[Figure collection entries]
....................
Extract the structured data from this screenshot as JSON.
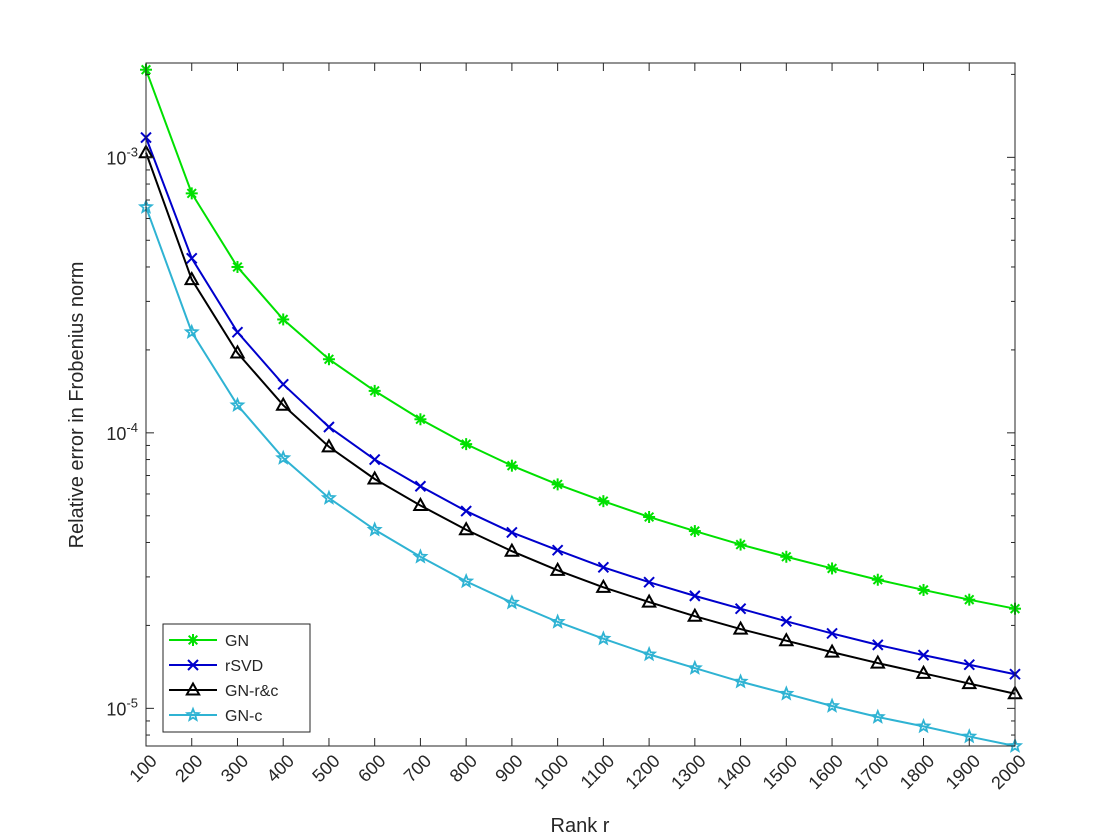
{
  "chart_data": {
    "type": "line",
    "title": "",
    "xlabel": "Rank r",
    "ylabel": "Relative error in Frobenius norm",
    "yscale": "log",
    "xlim": [
      100,
      2000
    ],
    "ylim": [
      7.3e-06,
      0.0022
    ],
    "x": [
      100,
      200,
      300,
      400,
      500,
      600,
      700,
      800,
      900,
      1000,
      1100,
      1200,
      1300,
      1400,
      1500,
      1600,
      1700,
      1800,
      1900,
      2000
    ],
    "x_tick_labels": [
      "100",
      "200",
      "300",
      "400",
      "500",
      "600",
      "700",
      "800",
      "900",
      "1000",
      "1100",
      "1200",
      "1300",
      "1400",
      "1500",
      "1600",
      "1700",
      "1800",
      "1900",
      "2000"
    ],
    "y_ticks": [
      {
        "value": 1e-05,
        "base": "10",
        "exp": "-5"
      },
      {
        "value": 0.0001,
        "base": "10",
        "exp": "-4"
      },
      {
        "value": 0.001,
        "base": "10",
        "exp": "-3"
      }
    ],
    "grid": false,
    "box": true,
    "legend_position": "bottom-left",
    "series": [
      {
        "name": "GN",
        "color": "#00e000",
        "marker": "asterisk",
        "values": [
          0.00208,
          0.00074,
          0.0004,
          0.000258,
          0.000185,
          0.000142,
          0.000112,
          9.1e-05,
          7.6e-05,
          6.5e-05,
          5.65e-05,
          4.95e-05,
          4.4e-05,
          3.93e-05,
          3.55e-05,
          3.22e-05,
          2.93e-05,
          2.69e-05,
          2.48e-05,
          2.3e-05
        ]
      },
      {
        "name": "rSVD",
        "color": "#0000cc",
        "marker": "x",
        "values": [
          0.00118,
          0.00043,
          0.000232,
          0.00015,
          0.000105,
          8e-05,
          6.4e-05,
          5.2e-05,
          4.35e-05,
          3.75e-05,
          3.25e-05,
          2.87e-05,
          2.56e-05,
          2.3e-05,
          2.07e-05,
          1.87e-05,
          1.7e-05,
          1.56e-05,
          1.44e-05,
          1.33e-05
        ]
      },
      {
        "name": "GN-r&c",
        "color": "#000000",
        "marker": "triangle",
        "values": [
          0.00104,
          0.00036,
          0.000195,
          0.000126,
          8.9e-05,
          6.8e-05,
          5.45e-05,
          4.45e-05,
          3.72e-05,
          3.17e-05,
          2.75e-05,
          2.43e-05,
          2.16e-05,
          1.94e-05,
          1.76e-05,
          1.6e-05,
          1.46e-05,
          1.34e-05,
          1.23e-05,
          1.13e-05
        ]
      },
      {
        "name": "GN-c",
        "color": "#2fb3d3",
        "marker": "star",
        "values": [
          0.00066,
          0.000232,
          0.000126,
          8.1e-05,
          5.8e-05,
          4.45e-05,
          3.55e-05,
          2.89e-05,
          2.42e-05,
          2.06e-05,
          1.79e-05,
          1.57e-05,
          1.4e-05,
          1.25e-05,
          1.13e-05,
          1.02e-05,
          9.3e-06,
          8.6e-06,
          7.9e-06,
          7.3e-06
        ]
      }
    ]
  }
}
....................
> Exercise description
Locate the lines above that contain "marker" and copy them.

> Complete answer
        "marker": "asterisk",
        "marker": "x",
        "marker": "triangle",
        "marker": "star",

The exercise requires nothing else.